GIVEN TASK: Transcribe everything from the line containing "macd-bar xyxy=(228,543,235,546)" down to the line containing "y-tick-label: 1.3095 xyxy=(763,406,795,416)", including both of those lines, keeping each line identical to the records.

MATERIAL FOR THIS EXERCISE:
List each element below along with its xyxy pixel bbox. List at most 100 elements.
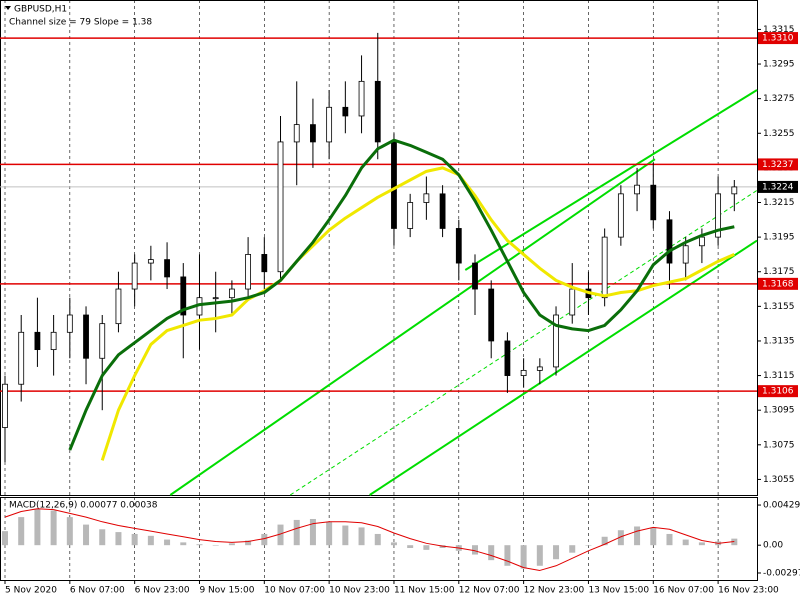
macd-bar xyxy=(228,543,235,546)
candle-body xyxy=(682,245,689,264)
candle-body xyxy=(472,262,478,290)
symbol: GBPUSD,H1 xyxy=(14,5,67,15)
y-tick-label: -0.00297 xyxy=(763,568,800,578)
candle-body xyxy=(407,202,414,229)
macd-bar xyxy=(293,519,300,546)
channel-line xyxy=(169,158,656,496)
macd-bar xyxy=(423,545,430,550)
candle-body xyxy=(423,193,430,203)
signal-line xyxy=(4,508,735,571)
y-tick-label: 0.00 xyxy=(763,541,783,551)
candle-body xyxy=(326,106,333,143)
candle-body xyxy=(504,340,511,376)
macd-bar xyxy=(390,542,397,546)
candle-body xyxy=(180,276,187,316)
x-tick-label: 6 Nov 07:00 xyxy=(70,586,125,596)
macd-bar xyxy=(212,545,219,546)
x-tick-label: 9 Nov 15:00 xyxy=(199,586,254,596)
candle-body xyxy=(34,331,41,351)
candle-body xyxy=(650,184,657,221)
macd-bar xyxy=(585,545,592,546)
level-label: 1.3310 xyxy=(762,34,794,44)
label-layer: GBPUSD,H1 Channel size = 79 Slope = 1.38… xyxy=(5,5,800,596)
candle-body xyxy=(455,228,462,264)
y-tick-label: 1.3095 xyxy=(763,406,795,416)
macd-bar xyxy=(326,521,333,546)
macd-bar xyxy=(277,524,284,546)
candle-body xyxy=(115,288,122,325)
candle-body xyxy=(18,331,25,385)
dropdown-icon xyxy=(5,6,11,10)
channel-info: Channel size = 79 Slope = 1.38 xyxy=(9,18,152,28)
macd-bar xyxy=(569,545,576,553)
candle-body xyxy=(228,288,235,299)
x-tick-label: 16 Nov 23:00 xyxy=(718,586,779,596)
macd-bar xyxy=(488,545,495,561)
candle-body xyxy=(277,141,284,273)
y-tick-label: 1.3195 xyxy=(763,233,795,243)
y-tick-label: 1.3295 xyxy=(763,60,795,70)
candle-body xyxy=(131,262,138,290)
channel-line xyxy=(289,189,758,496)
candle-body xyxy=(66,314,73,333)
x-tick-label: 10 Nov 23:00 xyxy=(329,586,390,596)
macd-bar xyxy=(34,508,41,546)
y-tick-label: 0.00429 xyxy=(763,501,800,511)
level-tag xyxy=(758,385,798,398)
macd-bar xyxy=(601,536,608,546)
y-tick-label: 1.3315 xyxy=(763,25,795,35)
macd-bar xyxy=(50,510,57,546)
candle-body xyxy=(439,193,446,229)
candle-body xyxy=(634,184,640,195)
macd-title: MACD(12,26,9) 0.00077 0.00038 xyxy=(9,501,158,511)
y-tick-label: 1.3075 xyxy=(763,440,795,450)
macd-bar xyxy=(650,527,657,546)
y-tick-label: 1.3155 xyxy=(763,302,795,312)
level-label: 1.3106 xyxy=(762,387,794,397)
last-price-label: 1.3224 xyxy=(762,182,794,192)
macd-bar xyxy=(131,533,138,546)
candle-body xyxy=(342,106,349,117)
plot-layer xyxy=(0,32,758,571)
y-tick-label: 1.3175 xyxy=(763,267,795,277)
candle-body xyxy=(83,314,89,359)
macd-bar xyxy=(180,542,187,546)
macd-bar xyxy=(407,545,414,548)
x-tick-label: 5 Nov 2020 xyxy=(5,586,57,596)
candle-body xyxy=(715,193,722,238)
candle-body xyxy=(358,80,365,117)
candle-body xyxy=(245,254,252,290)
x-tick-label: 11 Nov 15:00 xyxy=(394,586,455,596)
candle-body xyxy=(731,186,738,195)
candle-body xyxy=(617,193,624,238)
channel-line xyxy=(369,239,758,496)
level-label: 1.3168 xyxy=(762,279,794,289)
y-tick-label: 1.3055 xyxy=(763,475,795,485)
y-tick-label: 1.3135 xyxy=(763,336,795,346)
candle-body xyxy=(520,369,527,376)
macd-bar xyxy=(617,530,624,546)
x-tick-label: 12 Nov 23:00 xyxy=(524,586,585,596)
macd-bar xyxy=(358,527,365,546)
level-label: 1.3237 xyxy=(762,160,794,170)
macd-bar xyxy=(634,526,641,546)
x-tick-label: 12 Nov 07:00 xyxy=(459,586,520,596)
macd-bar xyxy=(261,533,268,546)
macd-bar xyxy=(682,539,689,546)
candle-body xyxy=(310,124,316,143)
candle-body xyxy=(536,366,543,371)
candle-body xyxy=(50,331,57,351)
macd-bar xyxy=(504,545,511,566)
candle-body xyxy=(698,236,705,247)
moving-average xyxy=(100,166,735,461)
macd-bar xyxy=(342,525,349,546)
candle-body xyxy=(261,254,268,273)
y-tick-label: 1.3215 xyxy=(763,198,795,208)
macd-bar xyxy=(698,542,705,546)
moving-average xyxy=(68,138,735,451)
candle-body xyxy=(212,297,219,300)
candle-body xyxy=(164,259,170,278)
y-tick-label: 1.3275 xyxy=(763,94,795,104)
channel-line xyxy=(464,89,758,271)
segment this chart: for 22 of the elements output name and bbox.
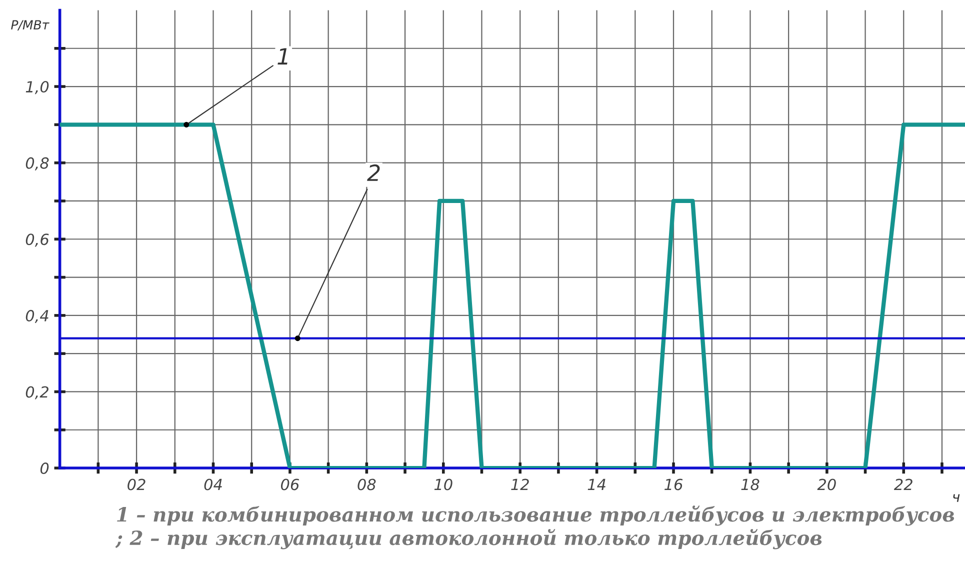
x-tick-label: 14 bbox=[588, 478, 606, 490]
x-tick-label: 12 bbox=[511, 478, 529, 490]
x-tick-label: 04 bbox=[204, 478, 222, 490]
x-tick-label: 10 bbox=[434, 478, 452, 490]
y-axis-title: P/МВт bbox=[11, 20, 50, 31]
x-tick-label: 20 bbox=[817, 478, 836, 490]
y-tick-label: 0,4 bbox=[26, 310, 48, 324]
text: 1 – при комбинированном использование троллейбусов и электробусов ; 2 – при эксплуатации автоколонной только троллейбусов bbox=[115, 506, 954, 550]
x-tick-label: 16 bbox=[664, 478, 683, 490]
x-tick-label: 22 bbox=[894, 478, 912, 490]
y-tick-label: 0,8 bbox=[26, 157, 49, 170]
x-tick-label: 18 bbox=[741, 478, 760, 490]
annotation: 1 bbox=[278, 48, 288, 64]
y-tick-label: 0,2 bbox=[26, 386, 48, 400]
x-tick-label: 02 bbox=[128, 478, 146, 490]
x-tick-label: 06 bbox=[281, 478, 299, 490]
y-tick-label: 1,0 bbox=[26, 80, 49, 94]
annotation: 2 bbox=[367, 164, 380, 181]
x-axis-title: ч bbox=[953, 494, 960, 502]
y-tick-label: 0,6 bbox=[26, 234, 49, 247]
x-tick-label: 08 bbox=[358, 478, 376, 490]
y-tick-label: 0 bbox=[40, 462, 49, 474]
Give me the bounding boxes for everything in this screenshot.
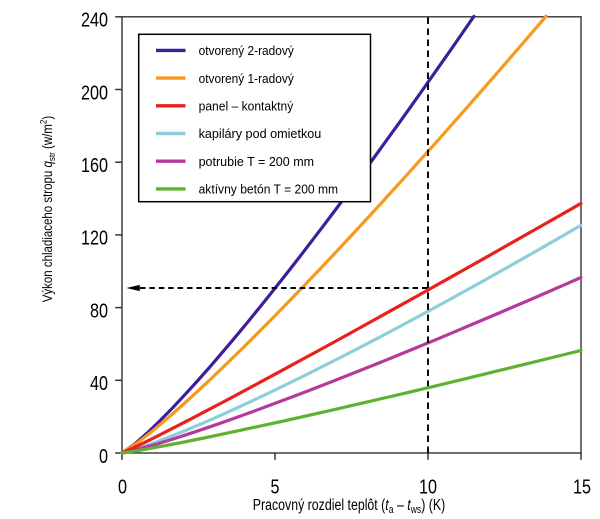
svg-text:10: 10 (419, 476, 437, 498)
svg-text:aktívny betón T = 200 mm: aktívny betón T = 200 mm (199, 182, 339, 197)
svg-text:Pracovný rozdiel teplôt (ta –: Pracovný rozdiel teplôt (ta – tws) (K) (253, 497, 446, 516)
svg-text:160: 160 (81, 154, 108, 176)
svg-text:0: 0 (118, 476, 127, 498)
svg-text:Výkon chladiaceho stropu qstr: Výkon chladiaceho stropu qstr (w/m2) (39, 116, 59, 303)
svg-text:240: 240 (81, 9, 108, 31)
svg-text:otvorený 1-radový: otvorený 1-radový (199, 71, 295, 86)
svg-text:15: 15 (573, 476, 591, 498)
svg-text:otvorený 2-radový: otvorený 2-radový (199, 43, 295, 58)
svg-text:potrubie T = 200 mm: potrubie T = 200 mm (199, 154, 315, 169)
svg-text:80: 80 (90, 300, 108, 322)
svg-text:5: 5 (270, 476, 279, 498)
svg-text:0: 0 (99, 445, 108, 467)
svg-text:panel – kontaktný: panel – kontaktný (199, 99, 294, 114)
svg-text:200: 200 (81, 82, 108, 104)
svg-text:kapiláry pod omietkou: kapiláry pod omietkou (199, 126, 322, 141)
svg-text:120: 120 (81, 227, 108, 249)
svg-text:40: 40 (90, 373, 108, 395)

EXERCISE OUTPUT:
macd-bar xyxy=(228,543,235,546)
candle-body xyxy=(682,245,689,264)
candle-body xyxy=(472,262,478,290)
symbol: GBPUSD,H1 xyxy=(14,5,67,15)
y-tick-label: -0.00297 xyxy=(763,568,800,578)
candle-body xyxy=(407,202,414,229)
macd-bar xyxy=(293,519,300,546)
channel-line xyxy=(169,158,656,496)
macd-bar xyxy=(423,545,430,550)
candle-body xyxy=(423,193,430,203)
signal-line xyxy=(4,508,735,571)
y-tick-label: 0.00 xyxy=(763,541,783,551)
candle-body xyxy=(326,106,333,143)
candle-body xyxy=(504,340,511,376)
macd-bar xyxy=(390,542,397,546)
candle-body xyxy=(180,276,187,316)
x-tick-label: 6 Nov 07:00 xyxy=(70,586,125,596)
macd-bar xyxy=(212,545,219,546)
x-tick-label: 9 Nov 15:00 xyxy=(199,586,254,596)
candle-body xyxy=(34,331,41,351)
candle-body xyxy=(650,184,657,221)
macd-bar xyxy=(585,545,592,546)
level-label: 1.3310 xyxy=(762,34,794,44)
label-layer: GBPUSD,H1 Channel size = 79 Slope = 1.38… xyxy=(5,5,800,596)
candle-body xyxy=(455,228,462,264)
y-tick-label: 1.3095 xyxy=(763,406,795,416)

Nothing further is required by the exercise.